> **Supplied data**
----------

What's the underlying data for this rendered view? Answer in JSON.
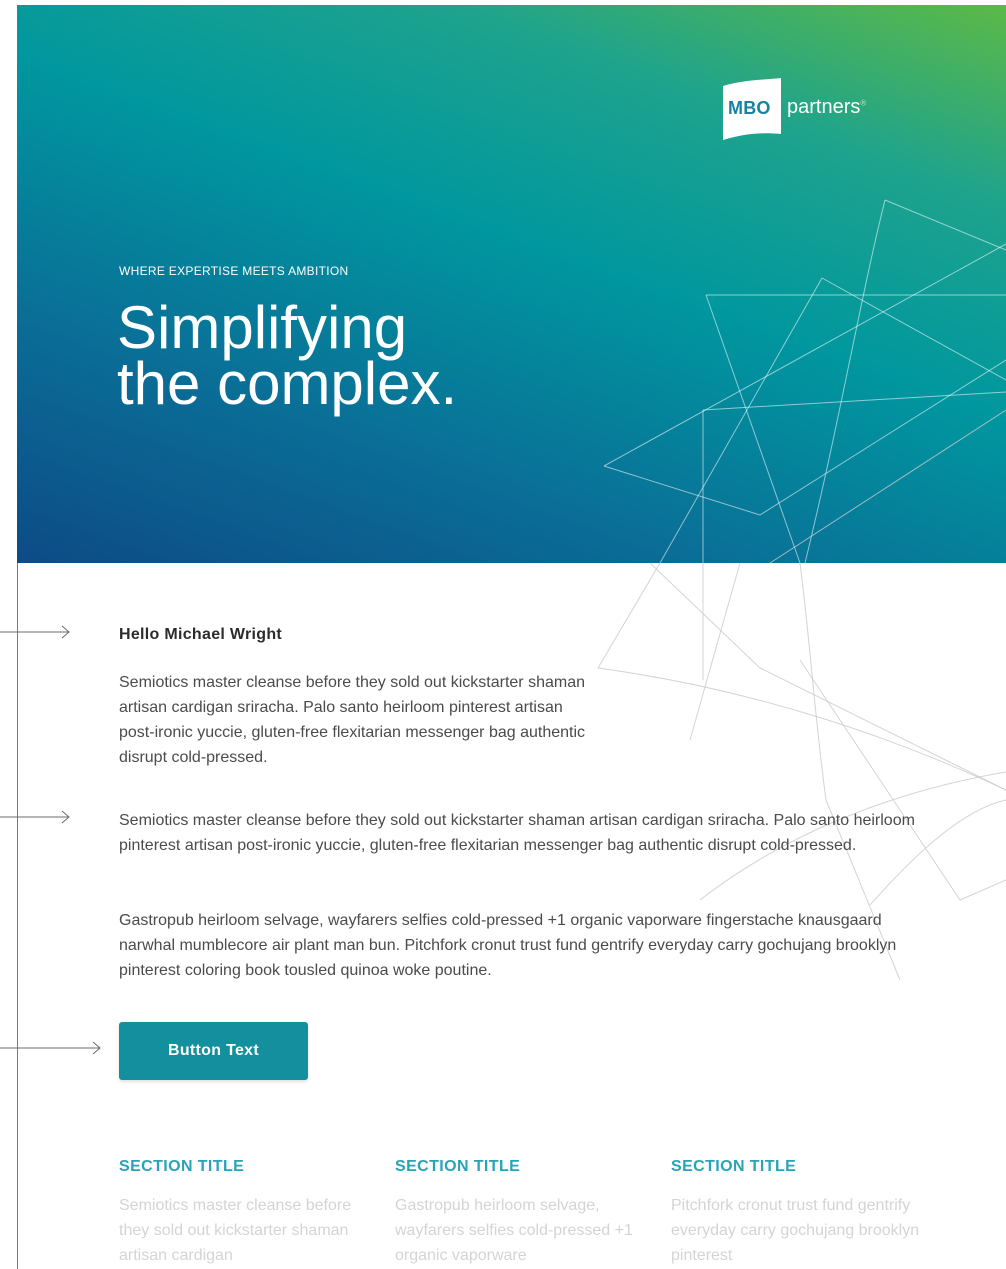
{
  "brand": {
    "logo_mbo": "MBO",
    "logo_partners": "partners",
    "logo_mark": "®"
  },
  "hero": {
    "eyebrow": "WHERE EXPERTISE MEETS AMBITION",
    "headline_line1": "Simplifying",
    "headline_line2": "the complex.",
    "gradient_colors": [
      "#5cb947",
      "#1ea38d",
      "#00979f",
      "#0a6f97",
      "#0d4b86"
    ]
  },
  "content": {
    "greeting": "Hello Michael Wright",
    "paragraph1": "Semiotics master cleanse before they sold out kickstarter shaman artisan cardigan sriracha. Palo santo heirloom pinterest artisan post-ironic yuccie, gluten-free flexitarian messenger bag authentic disrupt cold-pressed.",
    "paragraph2": "Semiotics master cleanse before they sold out kickstarter shaman artisan cardigan sriracha. Palo santo heirloom pinterest artisan post-ironic yuccie, gluten-free flexitarian messenger bag authentic disrupt cold-pressed.",
    "paragraph3": "Gastropub heirloom selvage, wayfarers selfies cold-pressed +1 organic vaporware fingerstache knausgaard narwhal mumblecore air plant man bun. Pitchfork cronut trust fund gentrify everyday carry gochujang brooklyn pinterest coloring book tousled quinoa woke poutine.",
    "button_label": "Button Text",
    "button_color": "#138f9d"
  },
  "sections": [
    {
      "title": "SECTION TITLE",
      "text": "Semiotics master cleanse before they sold out kickstarter shaman artisan cardigan"
    },
    {
      "title": "SECTION TITLE",
      "text": "Gastropub heirloom selvage, wayfarers selfies cold-pressed +1 organic vaporware"
    },
    {
      "title": "SECTION TITLE",
      "text": "Pitchfork cronut trust fund gentrify everyday carry gochujang brooklyn pinterest"
    }
  ],
  "accent_color": "#2aa3b7"
}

----------

> **Exercise brief**
Transcribe the listing above verbatim. Omit the pictures.

> **The result**
What's the underlying data for this rendered view? Answer in JSON.
{
  "brand": {
    "logo_mbo": "MBO",
    "logo_partners": "partners",
    "logo_mark": "®"
  },
  "hero": {
    "eyebrow": "WHERE EXPERTISE MEETS AMBITION",
    "headline_line1": "Simplifying",
    "headline_line2": "the complex.",
    "gradient_colors": [
      "#5cb947",
      "#1ea38d",
      "#00979f",
      "#0a6f97",
      "#0d4b86"
    ]
  },
  "content": {
    "greeting": "Hello Michael Wright",
    "paragraph1": "Semiotics master cleanse before they sold out kickstarter shaman artisan cardigan sriracha. Palo santo heirloom pinterest artisan post-ironic yuccie, gluten-free flexitarian messenger bag authentic disrupt cold-pressed.",
    "paragraph2": "Semiotics master cleanse before they sold out kickstarter shaman artisan cardigan sriracha. Palo santo heirloom pinterest artisan post-ironic yuccie, gluten-free flexitarian messenger bag authentic disrupt cold-pressed.",
    "paragraph3": "Gastropub heirloom selvage, wayfarers selfies cold-pressed +1 organic vaporware fingerstache knausgaard narwhal mumblecore air plant man bun. Pitchfork cronut trust fund gentrify everyday carry gochujang brooklyn pinterest coloring book tousled quinoa woke poutine.",
    "button_label": "Button Text",
    "button_color": "#138f9d"
  },
  "sections": [
    {
      "title": "SECTION TITLE",
      "text": "Semiotics master cleanse before they sold out kickstarter shaman artisan cardigan"
    },
    {
      "title": "SECTION TITLE",
      "text": "Gastropub heirloom selvage, wayfarers selfies cold-pressed +1 organic vaporware"
    },
    {
      "title": "SECTION TITLE",
      "text": "Pitchfork cronut trust fund gentrify everyday carry gochujang brooklyn pinterest"
    }
  ],
  "accent_color": "#2aa3b7"
}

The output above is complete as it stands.